◆ YOUR ASSIGNMENT: Every word of every entry must be retyped exactly.

(PROVIDED ENTRIES begins)

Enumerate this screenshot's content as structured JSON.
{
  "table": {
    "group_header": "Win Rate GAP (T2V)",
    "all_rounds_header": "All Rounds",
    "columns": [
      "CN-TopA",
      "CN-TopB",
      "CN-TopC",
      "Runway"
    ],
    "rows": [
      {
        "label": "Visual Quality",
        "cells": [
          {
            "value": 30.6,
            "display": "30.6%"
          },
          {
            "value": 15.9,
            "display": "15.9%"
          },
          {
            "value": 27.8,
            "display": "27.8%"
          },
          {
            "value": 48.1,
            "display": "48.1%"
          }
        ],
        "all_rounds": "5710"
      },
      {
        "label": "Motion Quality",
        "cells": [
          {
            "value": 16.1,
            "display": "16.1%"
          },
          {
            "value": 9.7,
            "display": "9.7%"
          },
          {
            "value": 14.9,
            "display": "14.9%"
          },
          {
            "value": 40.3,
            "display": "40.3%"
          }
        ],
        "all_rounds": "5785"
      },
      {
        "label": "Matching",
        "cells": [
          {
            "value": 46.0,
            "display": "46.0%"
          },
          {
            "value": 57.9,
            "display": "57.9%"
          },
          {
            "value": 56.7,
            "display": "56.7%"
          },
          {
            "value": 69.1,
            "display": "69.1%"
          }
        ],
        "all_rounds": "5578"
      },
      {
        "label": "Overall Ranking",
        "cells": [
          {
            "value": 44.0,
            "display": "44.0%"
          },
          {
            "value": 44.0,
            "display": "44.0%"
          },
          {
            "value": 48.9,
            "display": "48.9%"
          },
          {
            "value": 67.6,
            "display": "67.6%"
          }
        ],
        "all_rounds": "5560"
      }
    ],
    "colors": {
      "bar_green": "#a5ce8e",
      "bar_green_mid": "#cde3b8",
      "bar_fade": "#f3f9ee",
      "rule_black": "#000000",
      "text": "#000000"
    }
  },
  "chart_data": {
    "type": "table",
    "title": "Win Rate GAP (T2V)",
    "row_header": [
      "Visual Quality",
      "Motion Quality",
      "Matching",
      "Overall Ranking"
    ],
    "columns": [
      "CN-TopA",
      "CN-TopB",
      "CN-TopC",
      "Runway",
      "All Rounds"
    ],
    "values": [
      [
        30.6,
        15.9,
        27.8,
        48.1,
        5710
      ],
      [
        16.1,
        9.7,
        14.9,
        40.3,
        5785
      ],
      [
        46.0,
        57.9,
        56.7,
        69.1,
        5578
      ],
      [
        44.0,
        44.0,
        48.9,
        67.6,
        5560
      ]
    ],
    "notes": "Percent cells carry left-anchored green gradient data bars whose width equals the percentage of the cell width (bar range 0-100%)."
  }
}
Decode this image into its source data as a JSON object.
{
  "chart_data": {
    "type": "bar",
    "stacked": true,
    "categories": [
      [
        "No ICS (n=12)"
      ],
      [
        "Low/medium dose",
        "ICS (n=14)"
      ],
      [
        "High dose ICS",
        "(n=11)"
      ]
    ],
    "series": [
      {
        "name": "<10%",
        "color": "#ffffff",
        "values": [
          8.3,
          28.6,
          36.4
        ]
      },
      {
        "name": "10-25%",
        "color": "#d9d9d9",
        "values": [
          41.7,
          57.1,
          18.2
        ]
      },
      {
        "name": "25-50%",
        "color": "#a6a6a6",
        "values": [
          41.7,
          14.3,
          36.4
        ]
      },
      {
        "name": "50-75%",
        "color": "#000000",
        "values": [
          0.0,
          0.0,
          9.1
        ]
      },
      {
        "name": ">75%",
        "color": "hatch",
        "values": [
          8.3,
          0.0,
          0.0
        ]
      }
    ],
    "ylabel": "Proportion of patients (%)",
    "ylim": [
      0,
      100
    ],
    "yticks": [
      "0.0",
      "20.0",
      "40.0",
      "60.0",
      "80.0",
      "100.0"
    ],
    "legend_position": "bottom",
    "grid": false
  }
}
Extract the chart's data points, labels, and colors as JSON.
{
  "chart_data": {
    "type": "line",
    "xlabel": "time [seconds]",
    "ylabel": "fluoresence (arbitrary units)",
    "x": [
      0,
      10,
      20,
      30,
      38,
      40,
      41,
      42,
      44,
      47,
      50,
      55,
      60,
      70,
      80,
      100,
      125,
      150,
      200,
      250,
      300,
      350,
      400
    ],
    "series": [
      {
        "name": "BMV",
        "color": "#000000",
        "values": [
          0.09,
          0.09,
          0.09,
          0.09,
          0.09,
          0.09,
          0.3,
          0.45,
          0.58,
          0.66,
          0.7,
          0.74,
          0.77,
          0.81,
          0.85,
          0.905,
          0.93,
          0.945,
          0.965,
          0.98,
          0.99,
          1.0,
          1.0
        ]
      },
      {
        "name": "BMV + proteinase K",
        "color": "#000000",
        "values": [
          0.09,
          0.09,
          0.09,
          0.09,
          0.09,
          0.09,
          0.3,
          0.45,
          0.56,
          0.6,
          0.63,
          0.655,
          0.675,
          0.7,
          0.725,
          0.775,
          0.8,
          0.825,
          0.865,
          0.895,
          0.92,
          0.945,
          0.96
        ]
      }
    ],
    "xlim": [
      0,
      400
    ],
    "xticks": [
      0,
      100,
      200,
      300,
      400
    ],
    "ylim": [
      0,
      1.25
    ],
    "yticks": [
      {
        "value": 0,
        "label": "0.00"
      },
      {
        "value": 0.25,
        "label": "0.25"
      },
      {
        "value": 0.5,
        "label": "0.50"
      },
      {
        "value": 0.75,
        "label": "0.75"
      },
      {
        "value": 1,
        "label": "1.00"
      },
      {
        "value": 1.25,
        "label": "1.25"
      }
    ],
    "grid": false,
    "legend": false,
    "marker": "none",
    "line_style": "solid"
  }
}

(PROVIDED ENTRIES ends)

◆ ANSWER SPACE:
Enumerate this screenshot's content as structured JSON.
{
  "table": {
    "group_header": "Win Rate GAP (T2V)",
    "all_rounds_header": "All Rounds",
    "columns": [
      "CN-TopA",
      "CN-TopB",
      "CN-TopC",
      "Runway"
    ],
    "rows": [
      {
        "label": "Visual Quality",
        "cells": [
          {
            "value": 30.6,
            "display": "30.6%"
          },
          {
            "value": 15.9,
            "display": "15.9%"
          },
          {
            "value": 27.8,
            "display": "27.8%"
          },
          {
            "value": 48.1,
            "display": "48.1%"
          }
        ],
        "all_rounds": "5710"
      },
      {
        "label": "Motion Quality",
        "cells": [
          {
            "value": 16.1,
            "display": "16.1%"
          },
          {
            "value": 9.7,
            "display": "9.7%"
          },
          {
            "value": 14.9,
            "display": "14.9%"
          },
          {
            "value": 40.3,
            "display": "40.3%"
          }
        ],
        "all_rounds": "5785"
      },
      {
        "label": "Matching",
        "cells": [
          {
            "value": 46.0,
            "display": "46.0%"
          },
          {
            "value": 57.9,
            "display": "57.9%"
          },
          {
            "value": 56.7,
            "display": "56.7%"
          },
          {
            "value": 69.1,
            "display": "69.1%"
          }
        ],
        "all_rounds": "5578"
      },
      {
        "label": "Overall Ranking",
        "cells": [
          {
            "value": 44.0,
            "display": "44.0%"
          },
          {
            "value": 44.0,
            "display": "44.0%"
          },
          {
            "value": 48.9,
            "display": "48.9%"
          },
          {
            "value": 67.6,
            "display": "67.6%"
          }
        ],
        "all_rounds": "5560"
      }
    ],
    "colors": {
      "bar_green": "#a5ce8e",
      "bar_green_mid": "#cde3b8",
      "bar_fade": "#f3f9ee",
      "rule_black": "#000000",
      "text": "#000000"
    }
  },
  "chart_data": {
    "type": "table",
    "title": "Win Rate GAP (T2V)",
    "row_header": [
      "Visual Quality",
      "Motion Quality",
      "Matching",
      "Overall Ranking"
    ],
    "columns": [
      "CN-TopA",
      "CN-TopB",
      "CN-TopC",
      "Runway",
      "All Rounds"
    ],
    "values": [
      [
        30.6,
        15.9,
        27.8,
        48.1,
        5710
      ],
      [
        16.1,
        9.7,
        14.9,
        40.3,
        5785
      ],
      [
        46.0,
        57.9,
        56.7,
        69.1,
        5578
      ],
      [
        44.0,
        44.0,
        48.9,
        67.6,
        5560
      ]
    ],
    "notes": "Percent cells carry left-anchored green gradient data bars whose width equals the percentage of the cell width (bar range 0-100%)."
  }
}
Decode this image into its source data as a JSON object.
{
  "chart_data": {
    "type": "bar",
    "stacked": true,
    "categories": [
      [
        "No ICS (n=12)"
      ],
      [
        "Low/medium dose",
        "ICS (n=14)"
      ],
      [
        "High dose ICS",
        "(n=11)"
      ]
    ],
    "series": [
      {
        "name": "<10%",
        "color": "#ffffff",
        "values": [
          8.3,
          28.6,
          36.4
        ]
      },
      {
        "name": "10-25%",
        "color": "#d9d9d9",
        "values": [
          41.7,
          57.1,
          18.2
        ]
      },
      {
        "name": "25-50%",
        "color": "#a6a6a6",
        "values": [
          41.7,
          14.3,
          36.4
        ]
      },
      {
        "name": "50-75%",
        "color": "#000000",
        "values": [
          0.0,
          0.0,
          9.1
        ]
      },
      {
        "name": ">75%",
        "color": "hatch",
        "values": [
          8.3,
          0.0,
          0.0
        ]
      }
    ],
    "ylabel": "Proportion of patients (%)",
    "ylim": [
      0,
      100
    ],
    "yticks": [
      "0.0",
      "20.0",
      "40.0",
      "60.0",
      "80.0",
      "100.0"
    ],
    "legend_position": "bottom",
    "grid": false
  }
}
Extract the chart's data points, labels, and colors as JSON.
{
  "chart_data": {
    "type": "line",
    "xlabel": "time [seconds]",
    "ylabel": "fluoresence (arbitrary units)",
    "x": [
      0,
      10,
      20,
      30,
      38,
      40,
      41,
      42,
      44,
      47,
      50,
      55,
      60,
      70,
      80,
      100,
      125,
      150,
      200,
      250,
      300,
      350,
      400
    ],
    "series": [
      {
        "name": "BMV",
        "color": "#000000",
        "values": [
          0.09,
          0.09,
          0.09,
          0.09,
          0.09,
          0.09,
          0.3,
          0.45,
          0.58,
          0.66,
          0.7,
          0.74,
          0.77,
          0.81,
          0.85,
          0.905,
          0.93,
          0.945,
          0.965,
          0.98,
          0.99,
          1.0,
          1.0
        ]
      },
      {
        "name": "BMV + proteinase K",
        "color": "#000000",
        "values": [
          0.09,
          0.09,
          0.09,
          0.09,
          0.09,
          0.09,
          0.3,
          0.45,
          0.56,
          0.6,
          0.63,
          0.655,
          0.675,
          0.7,
          0.725,
          0.775,
          0.8,
          0.825,
          0.865,
          0.895,
          0.92,
          0.945,
          0.96
        ]
      }
    ],
    "xlim": [
      0,
      400
    ],
    "xticks": [
      0,
      100,
      200,
      300,
      400
    ],
    "ylim": [
      0,
      1.25
    ],
    "yticks": [
      {
        "value": 0,
        "label": "0.00"
      },
      {
        "value": 0.25,
        "label": "0.25"
      },
      {
        "value": 0.5,
        "label": "0.50"
      },
      {
        "value": 0.75,
        "label": "0.75"
      },
      {
        "value": 1,
        "label": "1.00"
      },
      {
        "value": 1.25,
        "label": "1.25"
      }
    ],
    "grid": false,
    "legend": false,
    "marker": "none",
    "line_style": "solid"
  }
}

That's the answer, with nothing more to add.